◆ Written request: Gather all lines with "merger" from the records.
# # # # # # #
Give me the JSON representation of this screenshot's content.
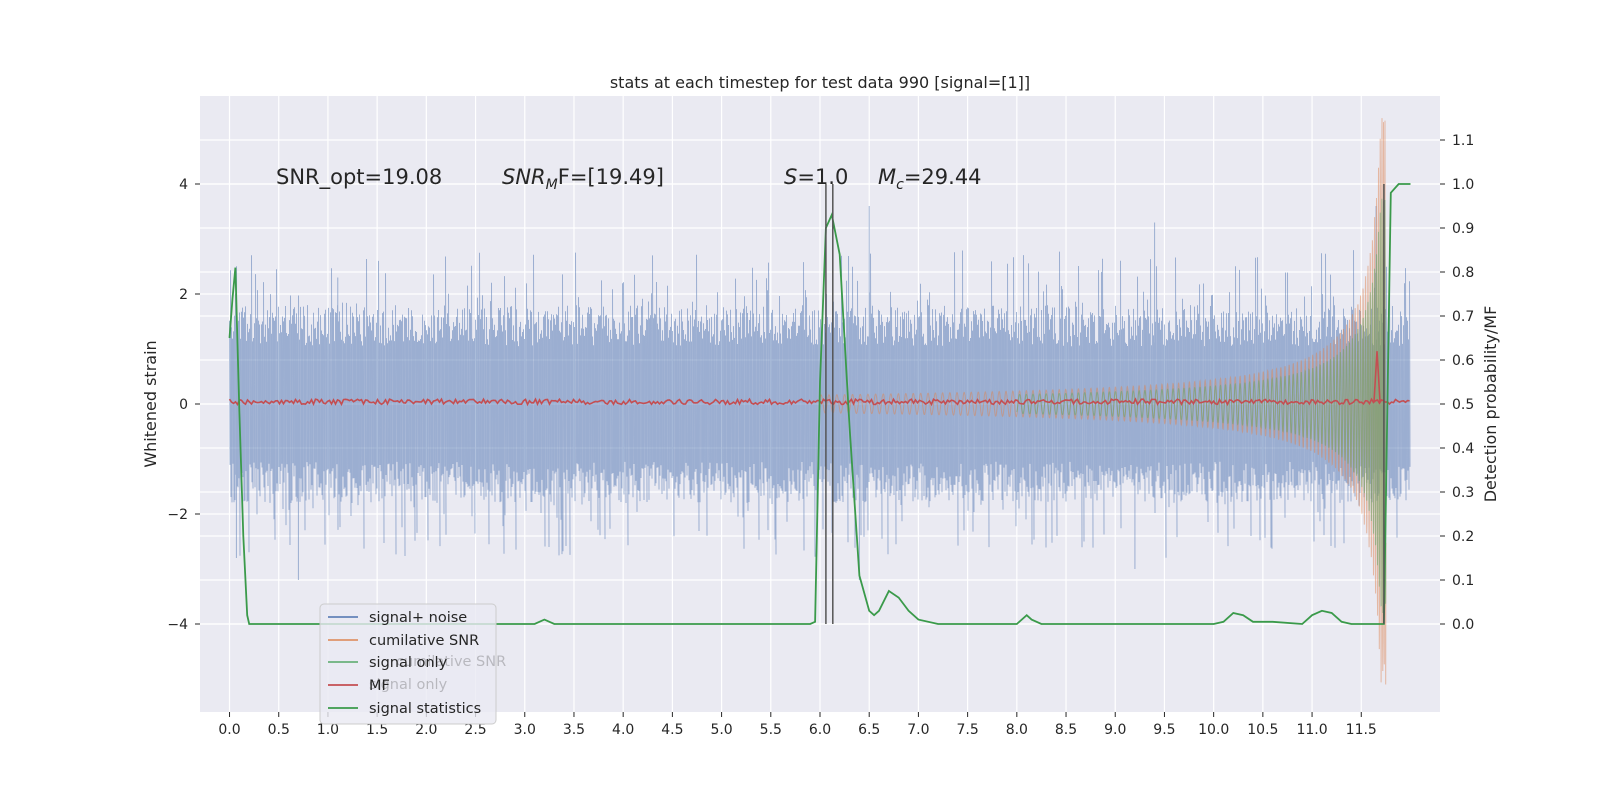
{
  "colors": {
    "background": "#ffffff",
    "plot_bg": "#eaeaf2",
    "grid": "#ffffff",
    "signal_noise": "#4c72b0",
    "cumulative_snr": "#dd8452",
    "signal_only": "#55a868",
    "mf": "#c44e52",
    "signal_statistics": "#3a9a4a",
    "vline": "#555555"
  },
  "chart_data": {
    "type": "line",
    "title": "stats at each timestep for test data 990 [signal=[1]]",
    "xlabel": "",
    "ylabel": "Whitened strain",
    "ylabel_right": "Detection probability/MF",
    "xlim": [
      -0.3,
      12.3
    ],
    "ylim": [
      -5.6,
      5.6
    ],
    "ylim_right": [
      -0.2,
      1.2
    ],
    "x_ticks": [
      0,
      0.5,
      1,
      1.5,
      2,
      2.5,
      3,
      3.5,
      4,
      4.5,
      5,
      5.5,
      6,
      6.5,
      7,
      7.5,
      8,
      8.5,
      9,
      9.5,
      10,
      10.5,
      11,
      11.5
    ],
    "x_tick_labels": [
      "0.0",
      "0.5",
      "1.0",
      "1.5",
      "2.0",
      "2.5",
      "3.0",
      "3.5",
      "4.0",
      "4.5",
      "5.0",
      "5.5",
      "6.0",
      "6.5",
      "7.0",
      "7.5",
      "8.0",
      "8.5",
      "9.0",
      "9.5",
      "10.0",
      "10.5",
      "11.0",
      "11.5"
    ],
    "y_ticks": [
      -4,
      -2,
      0,
      2,
      4
    ],
    "y_tick_labels": [
      "−4",
      "−2",
      "0",
      "2",
      "4"
    ],
    "y_right_ticks": [
      0,
      0.1,
      0.2,
      0.3,
      0.4,
      0.5,
      0.6,
      0.7,
      0.8,
      0.9,
      1.0,
      1.1
    ],
    "y_right_tick_labels": [
      "0.0",
      "0.1",
      "0.2",
      "0.3",
      "0.4",
      "0.5",
      "0.6",
      "0.7",
      "0.8",
      "0.9",
      "1.0",
      "1.1"
    ],
    "grid": true,
    "legend_position": "lower-left",
    "annotations": {
      "snr_opt": "SNR_opt=19.08",
      "snr_mf_pre": "SNR",
      "snr_mf_sub": "M",
      "snr_mf_post": "F=[19.49]",
      "s_pre": "S",
      "s_post": "=1.0",
      "mc_pre": "M",
      "mc_sub": "c",
      "mc_post": "=29.44"
    },
    "legend": [
      {
        "label": "signal+ noise",
        "series": "signal_noise"
      },
      {
        "label": "cumilative SNR",
        "series": "cumulative_snr"
      },
      {
        "label": "signal only",
        "series": "signal_only"
      },
      {
        "label": "MF",
        "series": "mf"
      },
      {
        "label": "signal statistics",
        "series": "signal_statistics"
      }
    ],
    "legend_ghosts": [
      "cumilative SNR",
      "signal only"
    ],
    "vertical_lines_x": [
      6.06,
      6.13,
      11.73
    ],
    "signal_noise": {
      "description": "dense whitened strain, amplitude about ±1.5 with spikes to about ±3",
      "x_range": [
        0,
        12
      ],
      "typical_amplitude": 1.5,
      "peak_max": 3.6,
      "peak_min": -3.2
    },
    "cumulative_snr": {
      "description": "chirp envelope growing toward merger",
      "x_range": [
        0,
        11.75
      ],
      "envelope_peak": 5.2,
      "envelope_trough": -5.1,
      "peak_x": 11.66
    },
    "signal_only": {
      "description": "chirp template envelope",
      "x_range": [
        0,
        11.75
      ],
      "envelope_peak": 3.8,
      "peak_x": 11.66
    },
    "mf": {
      "description": "matched filter output near 0.5 on right axis with spike at merger",
      "baseline_right": 0.505,
      "spike_x": 11.66,
      "spike_right": 0.62
    },
    "signal_statistics": {
      "x": [
        0.0,
        0.03,
        0.06,
        0.1,
        0.14,
        0.18,
        0.2,
        0.25,
        0.5,
        1.0,
        2.0,
        3.0,
        3.1,
        3.2,
        3.3,
        3.4,
        3.5,
        4.0,
        5.0,
        5.9,
        5.95,
        6.0,
        6.06,
        6.12,
        6.2,
        6.3,
        6.4,
        6.5,
        6.55,
        6.6,
        6.7,
        6.8,
        6.9,
        7.0,
        7.2,
        7.5,
        8.0,
        8.1,
        8.15,
        8.25,
        8.4,
        8.8,
        9.5,
        10.0,
        10.1,
        10.2,
        10.3,
        10.4,
        10.6,
        10.9,
        11.0,
        11.1,
        11.2,
        11.3,
        11.4,
        11.73,
        11.8,
        11.88,
        11.95,
        12.0
      ],
      "y": [
        0.65,
        0.74,
        0.81,
        0.48,
        0.2,
        0.02,
        0.0,
        0.0,
        0.0,
        0.0,
        0.0,
        0.0,
        0.0,
        0.01,
        0.0,
        0.0,
        0.0,
        0.0,
        0.0,
        0.0,
        0.005,
        0.55,
        0.9,
        0.93,
        0.84,
        0.45,
        0.11,
        0.03,
        0.02,
        0.03,
        0.075,
        0.06,
        0.03,
        0.01,
        0.0,
        0.0,
        0.0,
        0.02,
        0.01,
        0.0,
        0.0,
        0.0,
        0.0,
        0.0,
        0.005,
        0.025,
        0.02,
        0.005,
        0.005,
        0.0,
        0.02,
        0.03,
        0.025,
        0.005,
        0.0,
        0.0,
        0.98,
        1.0,
        1.0,
        1.0
      ]
    }
  }
}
# # # # # # #
◆ Correct answer:
      "description": "chirp envelope growing toward merger",
      "description": "matched filter output near 0.5 on right axis with spike at merger",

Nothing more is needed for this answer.